* START Available records *

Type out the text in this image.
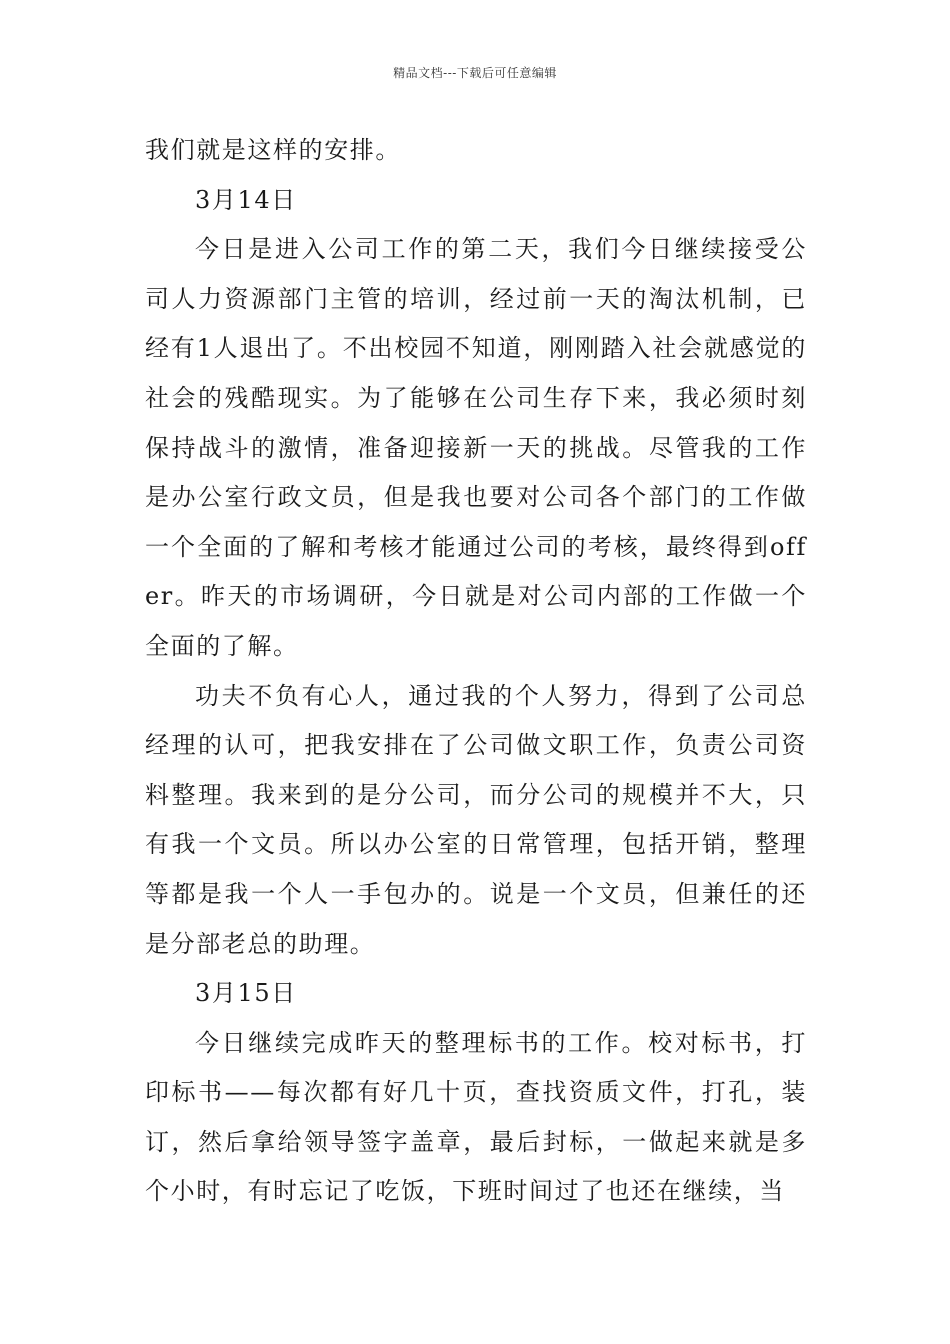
精品文档---下载后可任意编辑

我们就是这样的安排。

3月14日

今日是进入公司工作的第二天，我们今日继续接受公司人力资源部门主管的培训，经过前一天的淘汰机制，已经有1人退出了。不出校园不知道，刚刚踏入社会就感觉的社会的残酷现实。为了能够在公司生存下来，我必须时刻保持战斗的激情，准备迎接新一天的挑战。尽管我的工作是办公室行政文员，但是我也要对公司各个部门的工作做一个全面的了解和考核才能通过公司的考核，最终得到offer。昨天的市场调研，今日就是对公司内部的工作做一个全面的了解。

功夫不负有心人，通过我的个人努力，得到了公司总经理的认可，把我安排在了公司做文职工作，负责公司资料整理。我来到的是分公司，而分公司的规模并不大，只有我一个文员。所以办公室的日常管理，包括开销，整理等都是我一个人一手包办的。说是一个文员，但兼任的还是分部老总的助理。

3月15日

今日继续完成昨天的整理标书的工作。校对标书，打印标书——每次都有好几十页，查找资质文件，打孔，装订，然后拿给领导签字盖章，最后封标，一做起来就是多个小时，有时忘记了吃饭，下班时间过了也还在继续，当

* END Available records *

▶ Instruction: Please repeat the entries exactly. Do not include the pictures.

▶ Solution for this task:
Type out the text in this image.
精品文档---下载后可任意编辑

我们就是这样的安排。

3月14日

今日是进入公司工作的第二天，我们今日继续接受公司人力资源部门主管的培训，经过前一天的淘汰机制，已经有1人退出了。不出校园不知道，刚刚踏入社会就感觉的社会的残酷现实。为了能够在公司生存下来，我必须时刻保持战斗的激情，准备迎接新一天的挑战。尽管我的工作是办公室行政文员，但是我也要对公司各个部门的工作做一个全面的了解和考核才能通过公司的考核，最终得到offer。昨天的市场调研，今日就是对公司内部的工作做一个全面的了解。

功夫不负有心人，通过我的个人努力，得到了公司总经理的认可，把我安排在了公司做文职工作，负责公司资料整理。我来到的是分公司，而分公司的规模并不大，只有我一个文员。所以办公室的日常管理，包括开销，整理等都是我一个人一手包办的。说是一个文员，但兼任的还是分部老总的助理。

3月15日

今日继续完成昨天的整理标书的工作。校对标书，打印标书——每次都有好几十页，查找资质文件，打孔，装订，然后拿给领导签字盖章，最后封标，一做起来就是多个小时，有时忘记了吃饭，下班时间过了也还在继续，当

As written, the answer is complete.